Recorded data
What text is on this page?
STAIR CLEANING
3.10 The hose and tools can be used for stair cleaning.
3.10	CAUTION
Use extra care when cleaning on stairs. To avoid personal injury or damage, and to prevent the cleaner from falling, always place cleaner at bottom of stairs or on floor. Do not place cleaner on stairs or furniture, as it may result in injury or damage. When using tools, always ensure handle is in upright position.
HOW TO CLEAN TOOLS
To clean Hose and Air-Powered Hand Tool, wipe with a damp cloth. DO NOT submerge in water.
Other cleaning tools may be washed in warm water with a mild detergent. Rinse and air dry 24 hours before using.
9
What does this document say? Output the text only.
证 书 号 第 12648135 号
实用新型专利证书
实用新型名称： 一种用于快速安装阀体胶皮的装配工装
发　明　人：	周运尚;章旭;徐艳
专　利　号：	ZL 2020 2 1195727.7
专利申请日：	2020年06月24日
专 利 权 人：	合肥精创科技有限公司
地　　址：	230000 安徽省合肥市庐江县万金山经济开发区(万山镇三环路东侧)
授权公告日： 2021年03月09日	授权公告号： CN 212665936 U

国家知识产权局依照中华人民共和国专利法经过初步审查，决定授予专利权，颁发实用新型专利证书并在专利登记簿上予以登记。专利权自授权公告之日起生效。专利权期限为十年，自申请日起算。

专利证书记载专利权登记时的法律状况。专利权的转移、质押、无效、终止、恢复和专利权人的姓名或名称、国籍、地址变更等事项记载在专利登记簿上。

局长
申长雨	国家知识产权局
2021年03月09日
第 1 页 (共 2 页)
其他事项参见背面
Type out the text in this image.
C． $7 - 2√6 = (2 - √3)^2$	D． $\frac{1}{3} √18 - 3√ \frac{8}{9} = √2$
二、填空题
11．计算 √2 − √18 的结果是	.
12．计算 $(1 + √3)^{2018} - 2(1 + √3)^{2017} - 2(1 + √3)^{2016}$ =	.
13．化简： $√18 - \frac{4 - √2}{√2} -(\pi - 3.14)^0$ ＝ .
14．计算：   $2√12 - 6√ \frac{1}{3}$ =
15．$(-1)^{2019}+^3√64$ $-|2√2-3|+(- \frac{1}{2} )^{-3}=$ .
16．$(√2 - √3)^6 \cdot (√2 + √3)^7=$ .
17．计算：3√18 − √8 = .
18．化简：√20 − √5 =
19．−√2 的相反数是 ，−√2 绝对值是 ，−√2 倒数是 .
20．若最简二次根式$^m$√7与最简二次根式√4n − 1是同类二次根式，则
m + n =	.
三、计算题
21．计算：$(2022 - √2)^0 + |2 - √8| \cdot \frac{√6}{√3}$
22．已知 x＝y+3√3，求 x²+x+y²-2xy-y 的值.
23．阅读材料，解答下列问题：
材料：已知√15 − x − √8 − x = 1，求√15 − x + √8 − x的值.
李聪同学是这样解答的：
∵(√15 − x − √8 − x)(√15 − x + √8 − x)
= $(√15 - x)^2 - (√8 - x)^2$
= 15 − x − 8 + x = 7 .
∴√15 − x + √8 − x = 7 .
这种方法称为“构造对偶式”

▶ **DIRECTION**: Each entry must be reproduced verbatim.

▶ **COMPLETE RESPONSE**:
What text is on this page?
STAIR CLEANING
3.10 The hose and tools can be used for stair cleaning.
3.10	CAUTION
Use extra care when cleaning on stairs. To avoid personal injury or damage, and to prevent the cleaner from falling, always place cleaner at bottom of stairs or on floor. Do not place cleaner on stairs or furniture, as it may result in injury or damage. When using tools, always ensure handle is in upright position.
HOW TO CLEAN TOOLS
To clean Hose and Air-Powered Hand Tool, wipe with a damp cloth. DO NOT submerge in water.
Other cleaning tools may be washed in warm water with a mild detergent. Rinse and air dry 24 hours before using.
9
What does this document say? Output the text only.
证 书 号 第 12648135 号
实用新型专利证书
实用新型名称： 一种用于快速安装阀体胶皮的装配工装
发　明　人：	周运尚;章旭;徐艳
专　利　号：	ZL 2020 2 1195727.7
专利申请日：	2020年06月24日
专 利 权 人：	合肥精创科技有限公司
地　　址：	230000 安徽省合肥市庐江县万金山经济开发区(万山镇三环路东侧)
授权公告日： 2021年03月09日	授权公告号： CN 212665936 U

国家知识产权局依照中华人民共和国专利法经过初步审查，决定授予专利权，颁发实用新型专利证书并在专利登记簿上予以登记。专利权自授权公告之日起生效。专利权期限为十年，自申请日起算。

专利证书记载专利权登记时的法律状况。专利权的转移、质押、无效、终止、恢复和专利权人的姓名或名称、国籍、地址变更等事项记载在专利登记簿上。

局长
申长雨	国家知识产权局
2021年03月09日
第 1 页 (共 2 页)
其他事项参见背面
Type out the text in this image.
C． $7 - 2√6 = (2 - √3)^2$	D． $\frac{1}{3} √18 - 3√ \frac{8}{9} = √2$
二、填空题
11．计算 √2 − √18 的结果是	.
12．计算 $(1 + √3)^{2018} - 2(1 + √3)^{2017} - 2(1 + √3)^{2016}$ =	.
13．化简： $√18 - \frac{4 - √2}{√2} -(\pi - 3.14)^0$ ＝ .
14．计算：   $2√12 - 6√ \frac{1}{3}$ =
15．$(-1)^{2019}+^3√64$ $-|2√2-3|+(- \frac{1}{2} )^{-3}=$ .
16．$(√2 - √3)^6 \cdot (√2 + √3)^7=$ .
17．计算：3√18 − √8 = .
18．化简：√20 − √5 =
19．−√2 的相反数是 ，−√2 绝对值是 ，−√2 倒数是 .
20．若最简二次根式$^m$√7与最简二次根式√4n − 1是同类二次根式，则
m + n =	.
三、计算题
21．计算：$(2022 - √2)^0 + |2 - √8| \cdot \frac{√6}{√3}$
22．已知 x＝y+3√3，求 x²+x+y²-2xy-y 的值.
23．阅读材料，解答下列问题：
材料：已知√15 − x − √8 − x = 1，求√15 − x + √8 − x的值.
李聪同学是这样解答的：
∵(√15 − x − √8 − x)(√15 − x + √8 − x)
= $(√15 - x)^2 - (√8 - x)^2$
= 15 − x − 8 + x = 7 .
∴√15 − x + √8 − x = 7 .
这种方法称为“构造对偶式”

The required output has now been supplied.